Set problem: Using the material below, copy every line where "JSON" appears.

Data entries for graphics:
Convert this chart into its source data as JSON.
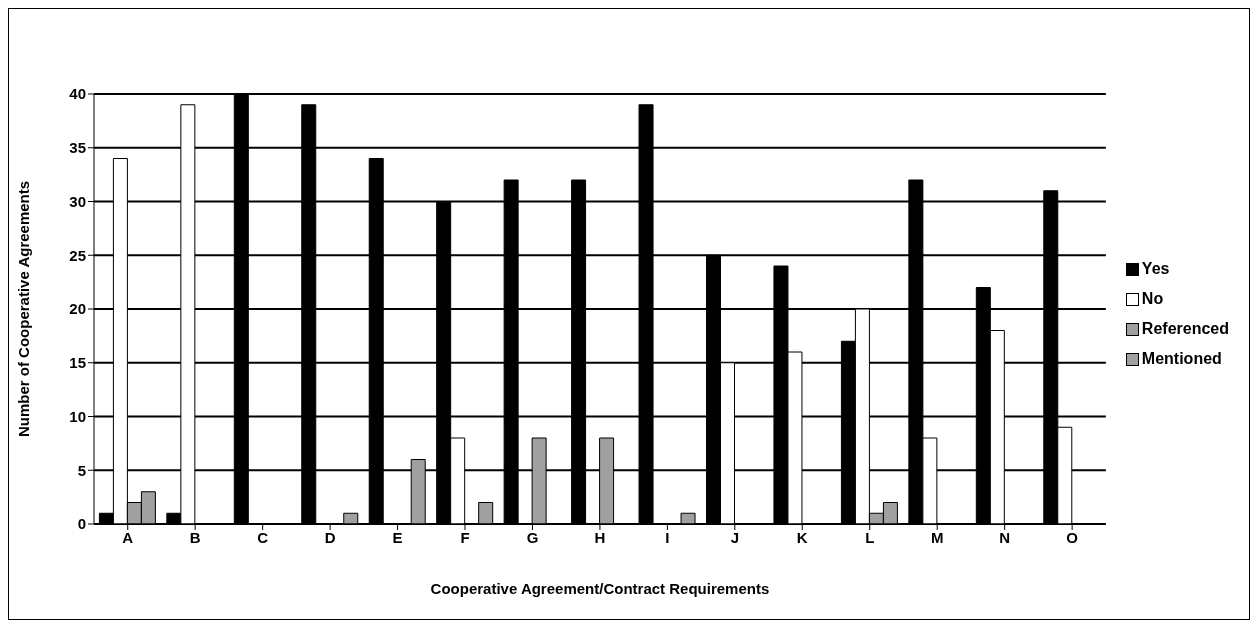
{
  "chart_data": {
    "type": "bar",
    "xlabel": "Cooperative Agreement/Contract Requirements",
    "ylabel": "Number of Cooperative Agreements",
    "categories": [
      "A",
      "B",
      "C",
      "D",
      "E",
      "F",
      "G",
      "H",
      "I",
      "J",
      "K",
      "L",
      "M",
      "N",
      "O"
    ],
    "series": [
      {
        "name": "Yes",
        "color": "#000000",
        "values": [
          1,
          1,
          40,
          39,
          34,
          30,
          32,
          32,
          39,
          25,
          24,
          17,
          32,
          22,
          31
        ]
      },
      {
        "name": "No",
        "color": "#ffffff",
        "values": [
          34,
          39,
          0,
          0,
          0,
          8,
          0,
          0,
          0,
          15,
          16,
          20,
          8,
          18,
          9
        ]
      },
      {
        "name": "Referenced",
        "color": "#a0a0a0",
        "values": [
          2,
          0,
          0,
          0,
          0,
          0,
          8,
          8,
          0,
          0,
          0,
          1,
          0,
          0,
          0
        ]
      },
      {
        "name": "Mentioned",
        "color": "#a0a0a0",
        "values": [
          3,
          0,
          0,
          1,
          6,
          2,
          0,
          0,
          1,
          0,
          0,
          2,
          0,
          0,
          0
        ]
      }
    ],
    "ylim": [
      0,
      40
    ],
    "yticks": [
      0,
      5,
      10,
      15,
      20,
      25,
      30,
      35,
      40
    ],
    "grid": "y",
    "legend": "right"
  }
}
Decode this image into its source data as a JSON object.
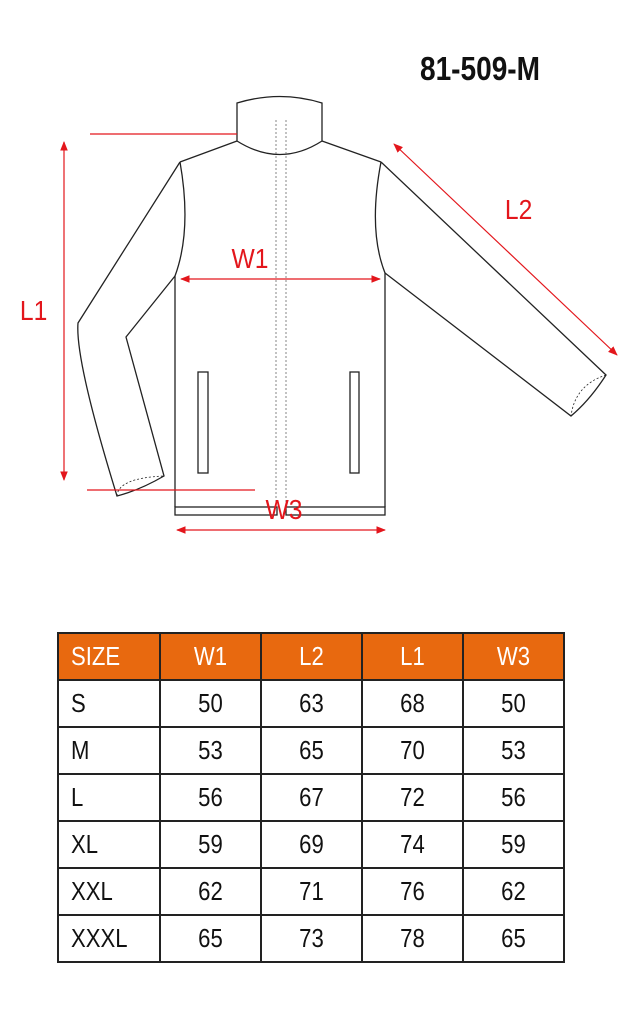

Output for this exercise:
Convert this chart into its source data as JSON.
Decode this image into its source data as a JSON object.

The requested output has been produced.